**Listed entries**:
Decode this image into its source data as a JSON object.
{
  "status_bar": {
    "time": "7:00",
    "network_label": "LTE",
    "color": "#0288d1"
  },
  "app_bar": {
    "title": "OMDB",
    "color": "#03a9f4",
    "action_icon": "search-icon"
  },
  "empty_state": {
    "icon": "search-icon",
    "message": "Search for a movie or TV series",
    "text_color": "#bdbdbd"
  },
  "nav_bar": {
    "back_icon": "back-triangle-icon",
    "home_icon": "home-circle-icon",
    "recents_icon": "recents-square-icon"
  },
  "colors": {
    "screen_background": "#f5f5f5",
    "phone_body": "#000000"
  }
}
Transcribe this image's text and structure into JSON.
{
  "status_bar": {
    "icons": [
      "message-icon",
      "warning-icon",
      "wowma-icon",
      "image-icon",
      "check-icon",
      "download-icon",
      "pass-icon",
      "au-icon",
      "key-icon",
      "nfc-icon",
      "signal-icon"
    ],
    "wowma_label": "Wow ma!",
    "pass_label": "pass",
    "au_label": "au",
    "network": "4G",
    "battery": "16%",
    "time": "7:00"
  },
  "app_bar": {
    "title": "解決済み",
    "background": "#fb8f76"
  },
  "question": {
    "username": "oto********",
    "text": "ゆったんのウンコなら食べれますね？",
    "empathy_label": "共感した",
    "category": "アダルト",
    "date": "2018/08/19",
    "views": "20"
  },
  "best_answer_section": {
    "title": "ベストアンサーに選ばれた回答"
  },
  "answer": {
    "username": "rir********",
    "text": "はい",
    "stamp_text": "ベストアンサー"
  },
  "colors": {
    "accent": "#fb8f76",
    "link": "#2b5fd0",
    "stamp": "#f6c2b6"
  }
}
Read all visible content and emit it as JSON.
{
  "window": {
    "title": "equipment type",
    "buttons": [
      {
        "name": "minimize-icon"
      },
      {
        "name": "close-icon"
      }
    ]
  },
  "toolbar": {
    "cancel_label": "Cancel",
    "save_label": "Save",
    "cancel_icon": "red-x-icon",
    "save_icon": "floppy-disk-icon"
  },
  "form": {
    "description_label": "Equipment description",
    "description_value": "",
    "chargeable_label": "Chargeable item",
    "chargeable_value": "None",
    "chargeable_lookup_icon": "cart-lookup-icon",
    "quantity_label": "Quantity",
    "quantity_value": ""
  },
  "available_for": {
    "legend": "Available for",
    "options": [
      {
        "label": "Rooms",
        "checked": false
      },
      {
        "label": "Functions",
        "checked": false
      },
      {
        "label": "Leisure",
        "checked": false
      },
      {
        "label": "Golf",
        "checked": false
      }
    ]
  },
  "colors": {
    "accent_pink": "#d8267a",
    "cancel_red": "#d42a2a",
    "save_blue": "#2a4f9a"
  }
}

**To be done**: Look through the material above. Copy each line where the word "image" appears.

**Full solution**:
Decode this image into its source data as a JSON object.
Transcribe this image's text and structure into JSON.
      "image-icon",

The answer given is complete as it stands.